Written task:
Send back all the data below, exactly as given.

-*-

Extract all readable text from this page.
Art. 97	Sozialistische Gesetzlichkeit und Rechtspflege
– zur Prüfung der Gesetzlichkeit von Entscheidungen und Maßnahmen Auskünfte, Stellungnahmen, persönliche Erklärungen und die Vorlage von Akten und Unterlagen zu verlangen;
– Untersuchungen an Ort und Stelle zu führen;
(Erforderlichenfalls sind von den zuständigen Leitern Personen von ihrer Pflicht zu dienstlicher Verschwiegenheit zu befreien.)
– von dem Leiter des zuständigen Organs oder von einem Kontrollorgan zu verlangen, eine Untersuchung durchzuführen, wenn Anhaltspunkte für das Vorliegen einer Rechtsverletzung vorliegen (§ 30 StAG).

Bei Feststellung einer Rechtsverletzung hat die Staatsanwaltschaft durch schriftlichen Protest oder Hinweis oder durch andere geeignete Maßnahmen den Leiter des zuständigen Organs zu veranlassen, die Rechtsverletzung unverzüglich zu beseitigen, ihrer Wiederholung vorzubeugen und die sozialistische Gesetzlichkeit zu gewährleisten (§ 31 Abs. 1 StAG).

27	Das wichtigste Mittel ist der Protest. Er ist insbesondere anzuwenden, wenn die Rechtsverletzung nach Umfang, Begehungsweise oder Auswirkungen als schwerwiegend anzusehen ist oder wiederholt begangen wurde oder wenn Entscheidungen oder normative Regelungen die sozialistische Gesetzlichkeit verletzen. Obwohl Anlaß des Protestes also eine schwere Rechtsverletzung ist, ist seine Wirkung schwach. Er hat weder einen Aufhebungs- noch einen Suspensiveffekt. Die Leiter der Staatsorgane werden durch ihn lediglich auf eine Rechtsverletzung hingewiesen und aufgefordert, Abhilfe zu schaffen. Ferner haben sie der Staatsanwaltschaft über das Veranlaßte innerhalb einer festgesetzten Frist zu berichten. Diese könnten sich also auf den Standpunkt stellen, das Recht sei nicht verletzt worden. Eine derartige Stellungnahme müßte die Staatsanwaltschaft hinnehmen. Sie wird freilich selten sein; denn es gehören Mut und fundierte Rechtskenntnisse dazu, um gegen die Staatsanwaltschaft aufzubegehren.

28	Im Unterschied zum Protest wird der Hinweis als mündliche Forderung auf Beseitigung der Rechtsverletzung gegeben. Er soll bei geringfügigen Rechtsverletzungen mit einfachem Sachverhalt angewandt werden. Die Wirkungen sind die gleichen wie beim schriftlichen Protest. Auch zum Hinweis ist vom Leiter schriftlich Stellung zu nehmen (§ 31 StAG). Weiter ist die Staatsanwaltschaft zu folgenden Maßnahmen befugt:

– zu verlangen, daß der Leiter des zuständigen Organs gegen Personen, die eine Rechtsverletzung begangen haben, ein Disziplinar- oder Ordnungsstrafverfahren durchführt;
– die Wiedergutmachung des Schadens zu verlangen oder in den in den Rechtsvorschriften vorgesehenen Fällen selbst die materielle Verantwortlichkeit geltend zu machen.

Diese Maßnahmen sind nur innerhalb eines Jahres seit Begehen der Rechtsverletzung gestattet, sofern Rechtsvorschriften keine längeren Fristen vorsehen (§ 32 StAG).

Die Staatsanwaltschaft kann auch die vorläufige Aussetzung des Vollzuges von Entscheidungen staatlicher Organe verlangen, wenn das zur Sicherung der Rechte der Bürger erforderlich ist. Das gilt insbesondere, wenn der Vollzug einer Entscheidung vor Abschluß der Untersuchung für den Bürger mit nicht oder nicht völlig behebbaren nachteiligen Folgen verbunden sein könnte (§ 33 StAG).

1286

-*-

Output below:
Extract all readable text from this page.
Art. 97	Sozialistische Gesetzlichkeit und Rechtspflege
– zur Prüfung der Gesetzlichkeit von Entscheidungen und Maßnahmen Auskünfte, Stellungnahmen, persönliche Erklärungen und die Vorlage von Akten und Unterlagen zu verlangen;
– Untersuchungen an Ort und Stelle zu führen;
(Erforderlichenfalls sind von den zuständigen Leitern Personen von ihrer Pflicht zu dienstlicher Verschwiegenheit zu befreien.)
– von dem Leiter des zuständigen Organs oder von einem Kontrollorgan zu verlangen, eine Untersuchung durchzuführen, wenn Anhaltspunkte für das Vorliegen einer Rechtsverletzung vorliegen (§ 30 StAG).

Bei Feststellung einer Rechtsverletzung hat die Staatsanwaltschaft durch schriftlichen Protest oder Hinweis oder durch andere geeignete Maßnahmen den Leiter des zuständigen Organs zu veranlassen, die Rechtsverletzung unverzüglich zu beseitigen, ihrer Wiederholung vorzubeugen und die sozialistische Gesetzlichkeit zu gewährleisten (§ 31 Abs. 1 StAG).

27	Das wichtigste Mittel ist der Protest. Er ist insbesondere anzuwenden, wenn die Rechtsverletzung nach Umfang, Begehungsweise oder Auswirkungen als schwerwiegend anzusehen ist oder wiederholt begangen wurde oder wenn Entscheidungen oder normative Regelungen die sozialistische Gesetzlichkeit verletzen. Obwohl Anlaß des Protestes also eine schwere Rechtsverletzung ist, ist seine Wirkung schwach. Er hat weder einen Aufhebungs- noch einen Suspensiveffekt. Die Leiter der Staatsorgane werden durch ihn lediglich auf eine Rechtsverletzung hingewiesen und aufgefordert, Abhilfe zu schaffen. Ferner haben sie der Staatsanwaltschaft über das Veranlaßte innerhalb einer festgesetzten Frist zu berichten. Diese könnten sich also auf den Standpunkt stellen, das Recht sei nicht verletzt worden. Eine derartige Stellungnahme müßte die Staatsanwaltschaft hinnehmen. Sie wird freilich selten sein; denn es gehören Mut und fundierte Rechtskenntnisse dazu, um gegen die Staatsanwaltschaft aufzubegehren.

28	Im Unterschied zum Protest wird der Hinweis als mündliche Forderung auf Beseitigung der Rechtsverletzung gegeben. Er soll bei geringfügigen Rechtsverletzungen mit einfachem Sachverhalt angewandt werden. Die Wirkungen sind die gleichen wie beim schriftlichen Protest. Auch zum Hinweis ist vom Leiter schriftlich Stellung zu nehmen (§ 31 StAG). Weiter ist die Staatsanwaltschaft zu folgenden Maßnahmen befugt:

– zu verlangen, daß der Leiter des zuständigen Organs gegen Personen, die eine Rechtsverletzung begangen haben, ein Disziplinar- oder Ordnungsstrafverfahren durchführt;
– die Wiedergutmachung des Schadens zu verlangen oder in den in den Rechtsvorschriften vorgesehenen Fällen selbst die materielle Verantwortlichkeit geltend zu machen.

Diese Maßnahmen sind nur innerhalb eines Jahres seit Begehen der Rechtsverletzung gestattet, sofern Rechtsvorschriften keine längeren Fristen vorsehen (§ 32 StAG).

Die Staatsanwaltschaft kann auch die vorläufige Aussetzung des Vollzuges von Entscheidungen staatlicher Organe verlangen, wenn das zur Sicherung der Rechte der Bürger erforderlich ist. Das gilt insbesondere, wenn der Vollzug einer Entscheidung vor Abschluß der Untersuchung für den Bürger mit nicht oder nicht völlig behebbaren nachteiligen Folgen verbunden sein könnte (§ 33 StAG).

1286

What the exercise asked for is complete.